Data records
^^^^

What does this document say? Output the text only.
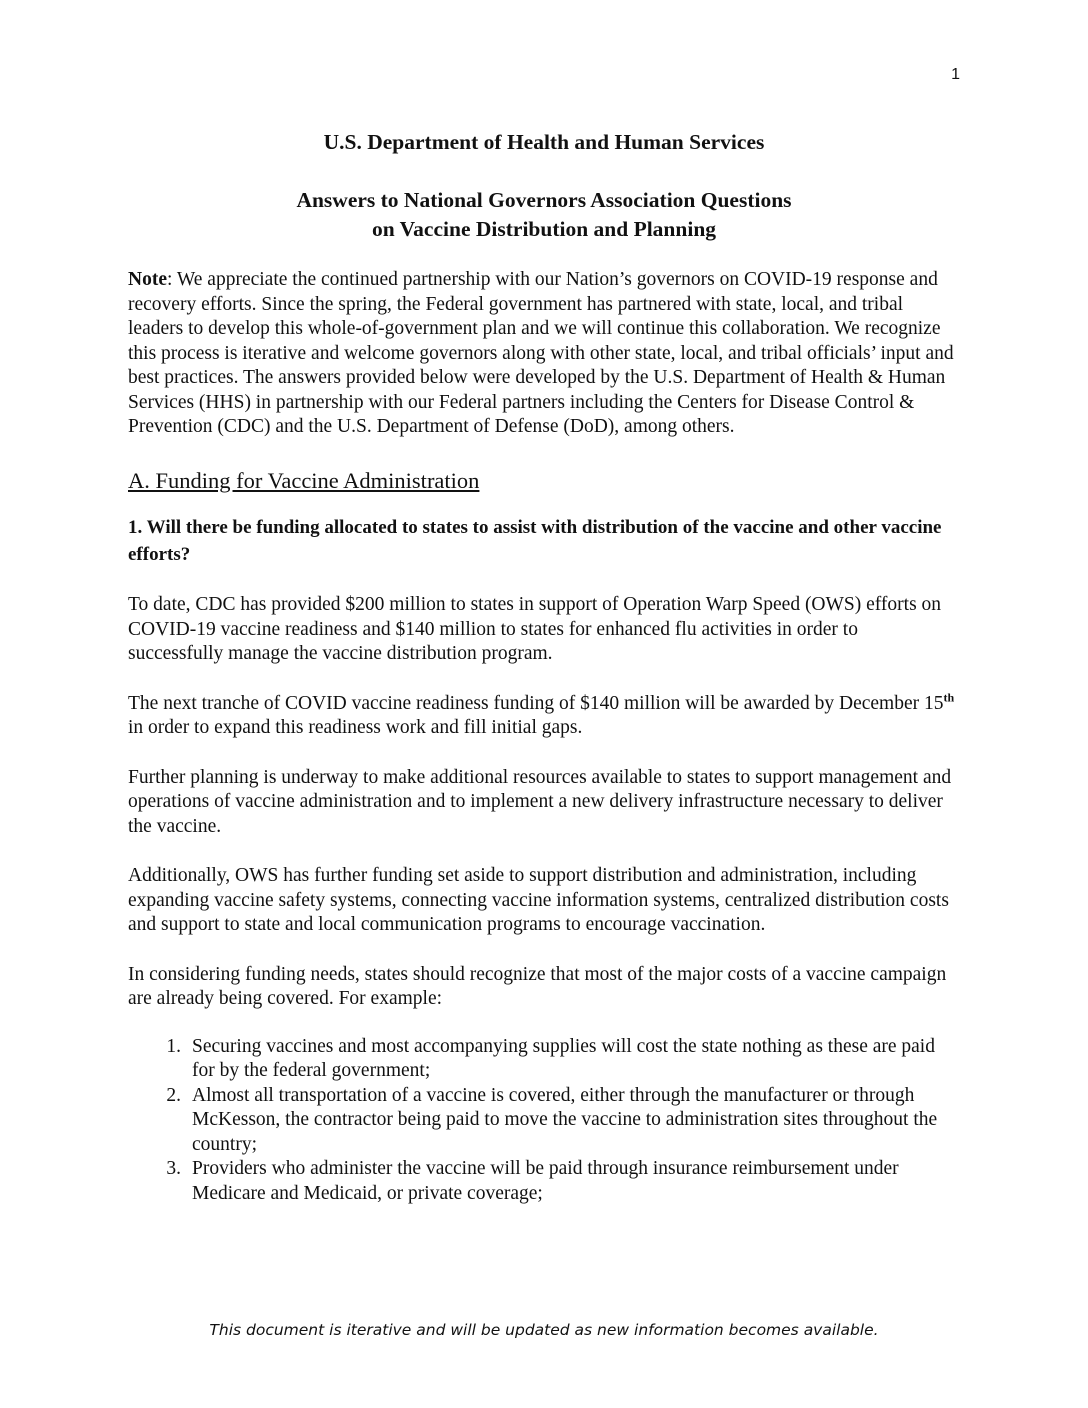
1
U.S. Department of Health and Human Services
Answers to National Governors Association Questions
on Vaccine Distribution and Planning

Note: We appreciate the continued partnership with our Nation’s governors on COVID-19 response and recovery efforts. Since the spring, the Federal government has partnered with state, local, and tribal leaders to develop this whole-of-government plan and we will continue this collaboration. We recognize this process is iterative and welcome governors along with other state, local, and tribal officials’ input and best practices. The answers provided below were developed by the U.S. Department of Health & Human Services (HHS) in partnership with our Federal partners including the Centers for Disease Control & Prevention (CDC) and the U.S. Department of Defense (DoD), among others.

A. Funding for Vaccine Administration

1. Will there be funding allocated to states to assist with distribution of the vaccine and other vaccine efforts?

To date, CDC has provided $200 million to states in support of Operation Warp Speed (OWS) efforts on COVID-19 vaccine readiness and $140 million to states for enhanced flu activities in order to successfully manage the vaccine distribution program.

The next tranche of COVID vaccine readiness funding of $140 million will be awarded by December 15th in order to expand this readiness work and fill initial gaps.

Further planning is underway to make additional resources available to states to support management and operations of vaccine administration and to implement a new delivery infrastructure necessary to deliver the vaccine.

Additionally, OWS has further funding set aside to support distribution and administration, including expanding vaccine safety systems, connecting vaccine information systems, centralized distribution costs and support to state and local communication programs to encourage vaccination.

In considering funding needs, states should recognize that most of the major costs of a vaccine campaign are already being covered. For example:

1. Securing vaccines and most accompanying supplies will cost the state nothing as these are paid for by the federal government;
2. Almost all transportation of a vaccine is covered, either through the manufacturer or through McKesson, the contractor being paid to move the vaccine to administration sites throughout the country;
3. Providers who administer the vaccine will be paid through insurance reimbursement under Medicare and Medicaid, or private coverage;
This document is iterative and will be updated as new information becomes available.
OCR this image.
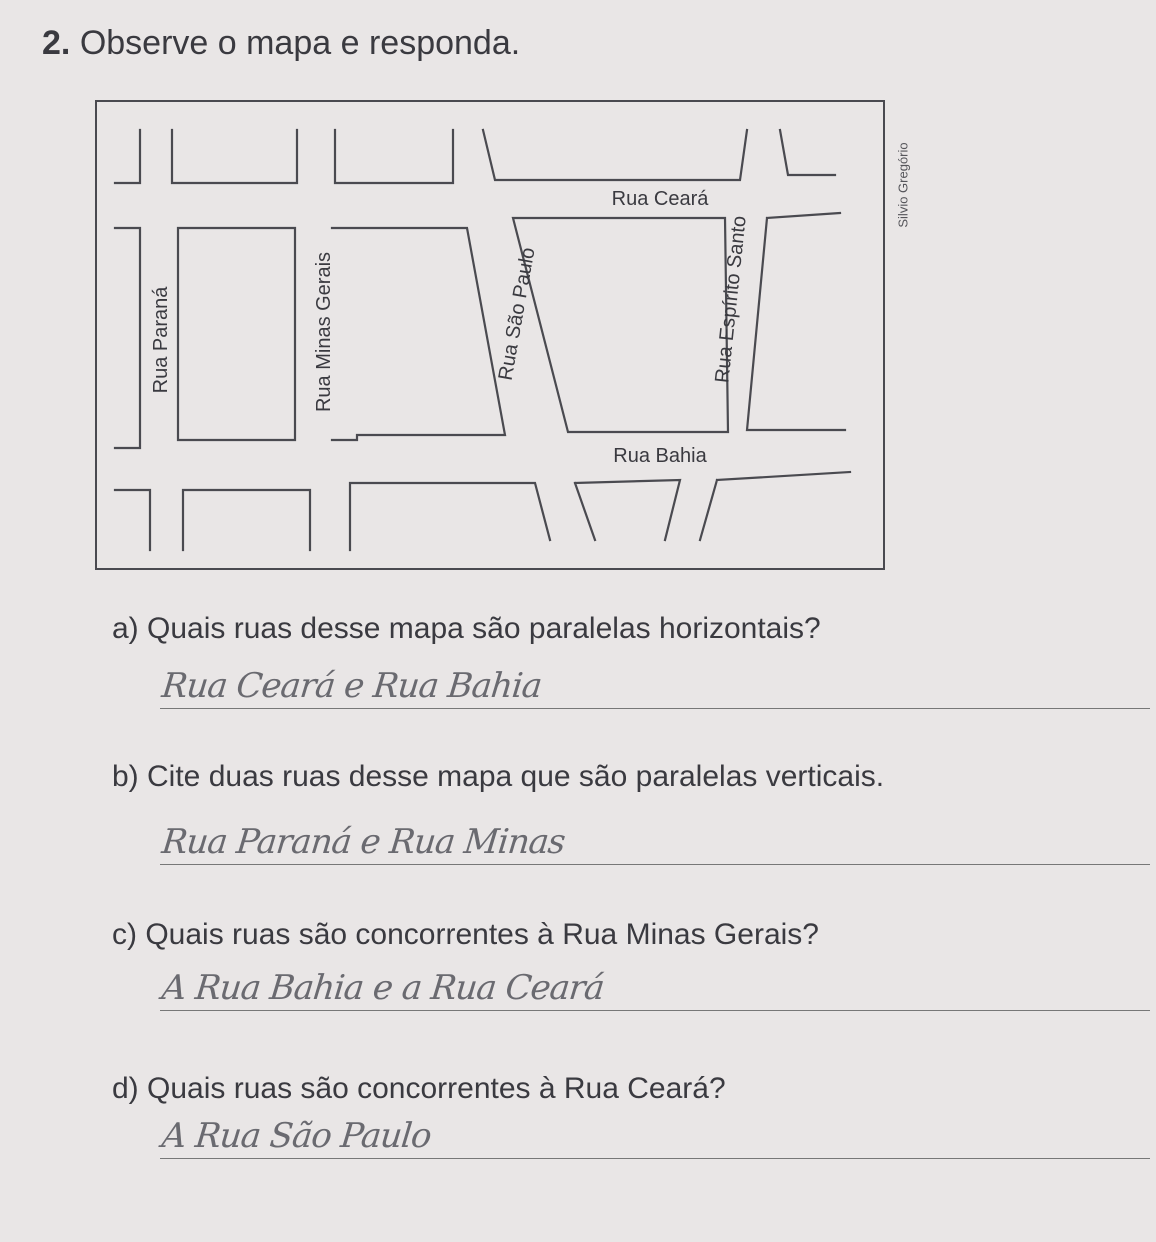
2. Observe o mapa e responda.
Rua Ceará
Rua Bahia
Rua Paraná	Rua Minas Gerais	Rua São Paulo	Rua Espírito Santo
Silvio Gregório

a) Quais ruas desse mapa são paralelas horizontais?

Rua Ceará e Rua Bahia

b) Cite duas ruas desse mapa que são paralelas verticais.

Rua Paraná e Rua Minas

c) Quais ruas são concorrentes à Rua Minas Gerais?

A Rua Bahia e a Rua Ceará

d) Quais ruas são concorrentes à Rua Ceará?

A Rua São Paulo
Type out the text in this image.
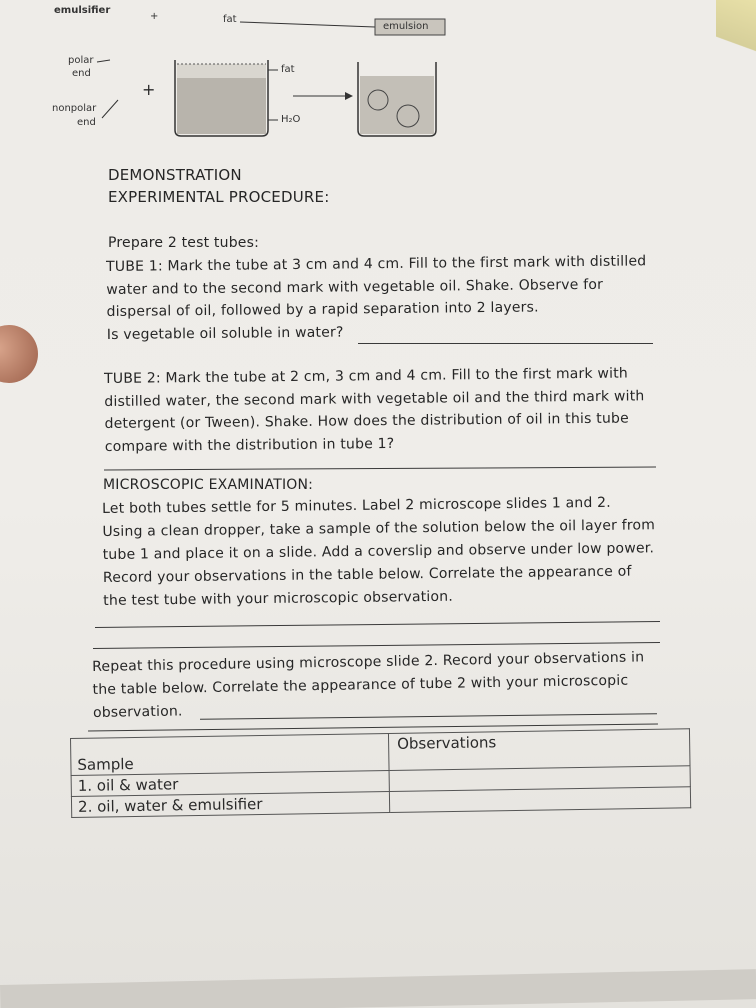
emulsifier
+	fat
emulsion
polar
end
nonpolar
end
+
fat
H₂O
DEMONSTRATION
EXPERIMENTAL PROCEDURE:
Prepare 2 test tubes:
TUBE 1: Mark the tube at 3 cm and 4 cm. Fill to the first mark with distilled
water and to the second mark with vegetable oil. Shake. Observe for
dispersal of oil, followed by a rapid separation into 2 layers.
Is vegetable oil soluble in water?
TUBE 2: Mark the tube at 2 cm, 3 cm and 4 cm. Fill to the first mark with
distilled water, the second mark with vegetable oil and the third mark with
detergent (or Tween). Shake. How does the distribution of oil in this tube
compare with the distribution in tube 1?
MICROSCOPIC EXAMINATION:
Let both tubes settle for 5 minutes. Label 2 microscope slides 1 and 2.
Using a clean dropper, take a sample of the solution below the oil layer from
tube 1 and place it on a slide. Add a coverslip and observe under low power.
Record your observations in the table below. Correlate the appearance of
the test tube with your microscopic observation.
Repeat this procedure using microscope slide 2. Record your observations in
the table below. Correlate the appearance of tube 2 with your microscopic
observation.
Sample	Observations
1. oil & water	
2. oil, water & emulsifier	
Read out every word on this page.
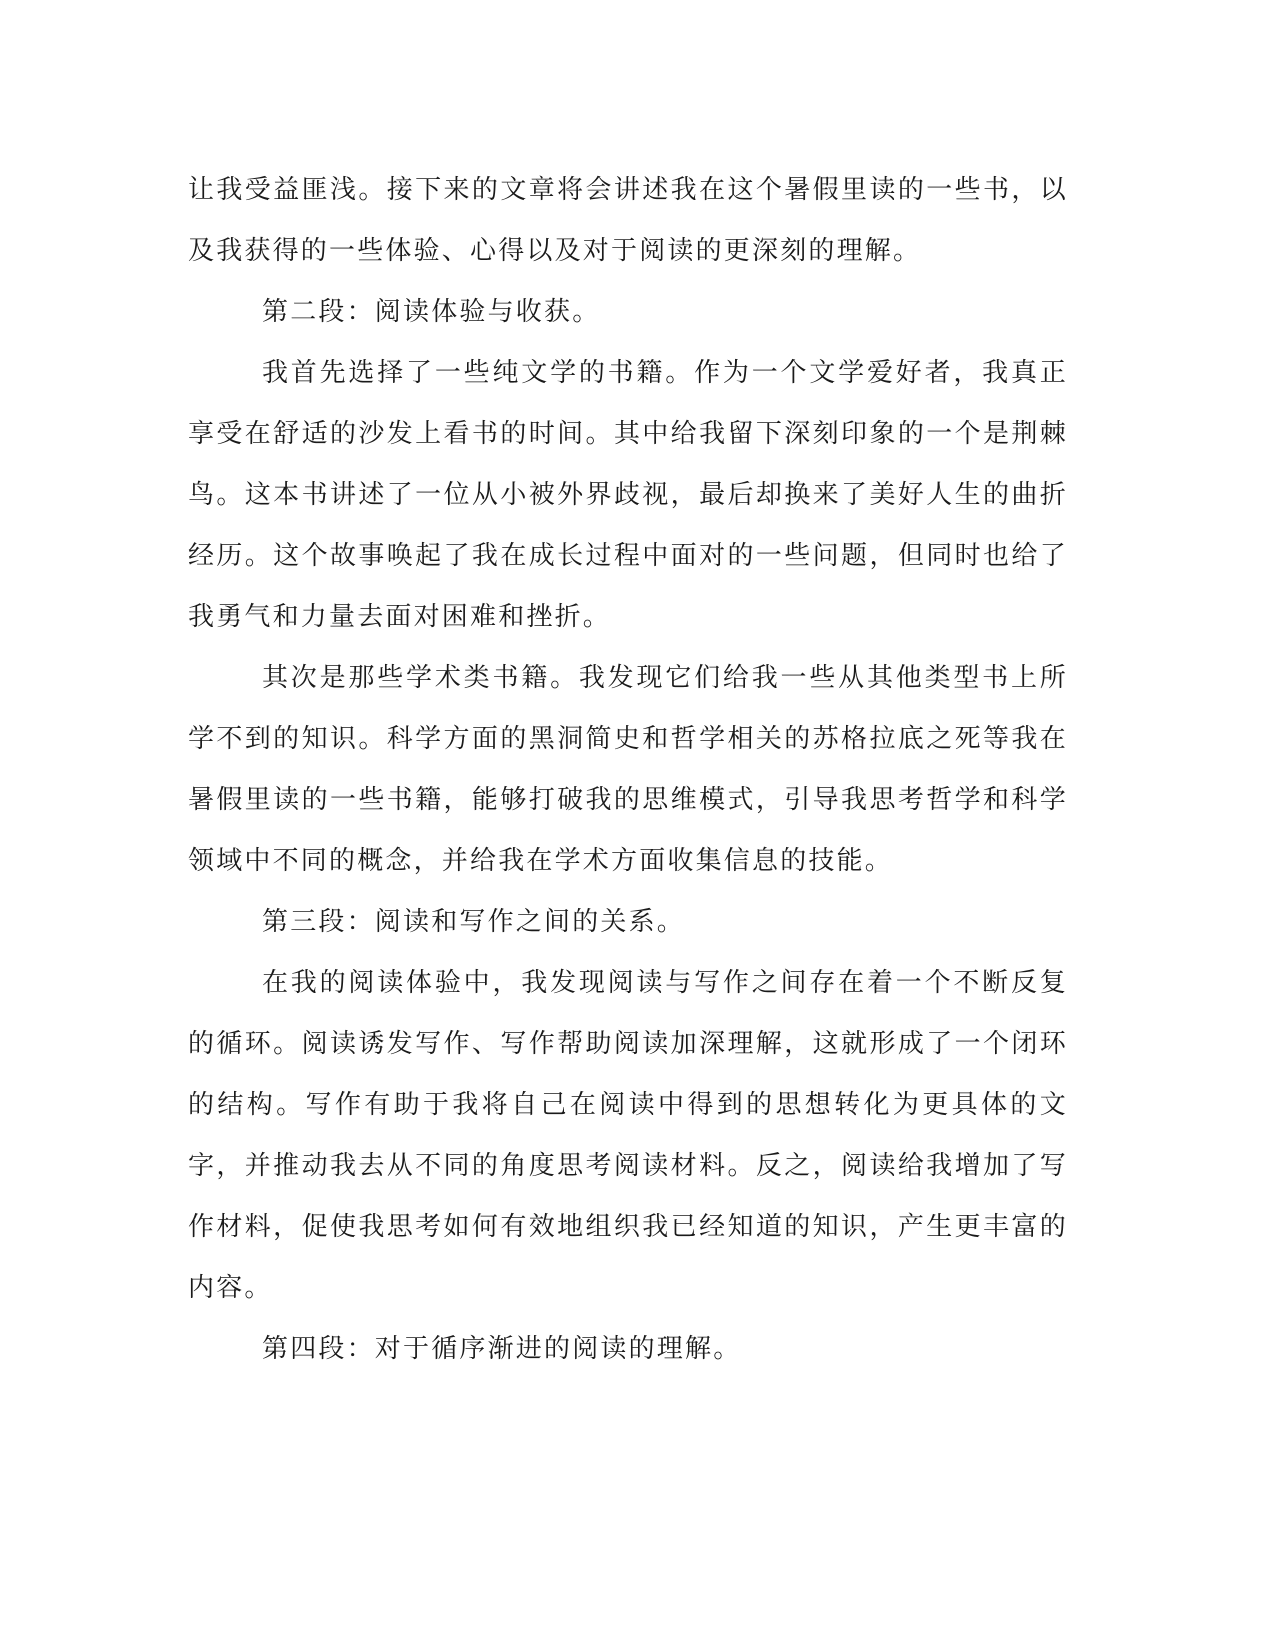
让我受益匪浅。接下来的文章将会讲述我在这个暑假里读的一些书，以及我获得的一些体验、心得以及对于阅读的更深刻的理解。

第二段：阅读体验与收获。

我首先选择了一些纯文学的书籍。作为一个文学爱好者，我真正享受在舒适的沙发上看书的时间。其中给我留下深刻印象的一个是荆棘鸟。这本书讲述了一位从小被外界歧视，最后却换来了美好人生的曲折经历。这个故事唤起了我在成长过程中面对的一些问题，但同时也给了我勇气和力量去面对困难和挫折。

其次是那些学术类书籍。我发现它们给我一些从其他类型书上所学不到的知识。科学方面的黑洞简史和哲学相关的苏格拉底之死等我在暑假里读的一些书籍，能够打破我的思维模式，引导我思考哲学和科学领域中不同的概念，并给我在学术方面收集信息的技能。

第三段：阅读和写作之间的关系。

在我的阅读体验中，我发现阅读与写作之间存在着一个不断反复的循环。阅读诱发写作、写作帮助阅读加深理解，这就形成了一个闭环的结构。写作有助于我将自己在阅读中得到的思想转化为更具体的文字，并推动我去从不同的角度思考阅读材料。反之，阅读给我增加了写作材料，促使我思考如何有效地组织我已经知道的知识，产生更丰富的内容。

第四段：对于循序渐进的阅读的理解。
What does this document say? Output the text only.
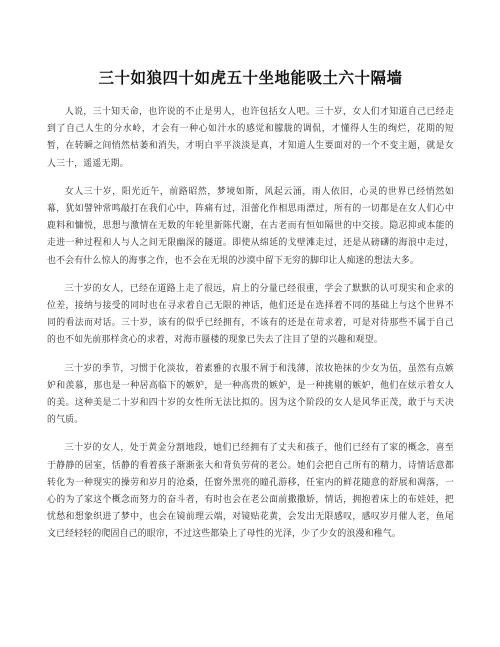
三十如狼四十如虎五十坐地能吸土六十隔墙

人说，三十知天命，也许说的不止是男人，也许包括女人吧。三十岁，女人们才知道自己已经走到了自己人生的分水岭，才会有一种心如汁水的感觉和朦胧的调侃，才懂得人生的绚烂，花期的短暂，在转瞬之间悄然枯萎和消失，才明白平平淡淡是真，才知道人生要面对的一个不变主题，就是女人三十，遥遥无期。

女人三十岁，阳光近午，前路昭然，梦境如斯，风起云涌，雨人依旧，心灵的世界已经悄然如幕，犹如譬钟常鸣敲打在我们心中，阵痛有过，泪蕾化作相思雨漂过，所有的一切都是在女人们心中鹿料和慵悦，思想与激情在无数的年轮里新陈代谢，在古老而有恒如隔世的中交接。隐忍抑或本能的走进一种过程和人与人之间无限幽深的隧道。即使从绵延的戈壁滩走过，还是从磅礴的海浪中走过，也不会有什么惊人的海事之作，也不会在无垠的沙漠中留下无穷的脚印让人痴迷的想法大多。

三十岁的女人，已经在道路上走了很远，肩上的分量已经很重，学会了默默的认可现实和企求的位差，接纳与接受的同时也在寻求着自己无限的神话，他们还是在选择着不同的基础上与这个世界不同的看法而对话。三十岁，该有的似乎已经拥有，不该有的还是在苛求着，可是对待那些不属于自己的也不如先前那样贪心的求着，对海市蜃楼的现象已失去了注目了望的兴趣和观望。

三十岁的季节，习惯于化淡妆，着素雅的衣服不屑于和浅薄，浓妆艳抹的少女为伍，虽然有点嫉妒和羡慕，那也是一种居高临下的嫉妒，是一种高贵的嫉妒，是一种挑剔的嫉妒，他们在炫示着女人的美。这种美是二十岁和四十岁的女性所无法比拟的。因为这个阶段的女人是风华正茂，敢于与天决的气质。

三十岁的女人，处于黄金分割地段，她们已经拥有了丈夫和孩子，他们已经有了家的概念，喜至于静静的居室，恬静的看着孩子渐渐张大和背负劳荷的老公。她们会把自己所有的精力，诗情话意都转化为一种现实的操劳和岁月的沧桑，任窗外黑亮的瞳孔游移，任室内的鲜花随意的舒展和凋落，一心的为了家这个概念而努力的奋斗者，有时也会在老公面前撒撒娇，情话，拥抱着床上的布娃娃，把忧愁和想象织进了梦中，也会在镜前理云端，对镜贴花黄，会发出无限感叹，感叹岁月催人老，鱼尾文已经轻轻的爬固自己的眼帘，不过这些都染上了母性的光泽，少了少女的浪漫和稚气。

^^^^

Identify and extract each line of the listing that contains "Minas".

Rua Paraná	Rua Minas Gerais	Rua São Paulo	Rua Espírito Santo
Rua Paraná e Rua Minas
c) Quais ruas são concorrentes à Rua Minas Gerais?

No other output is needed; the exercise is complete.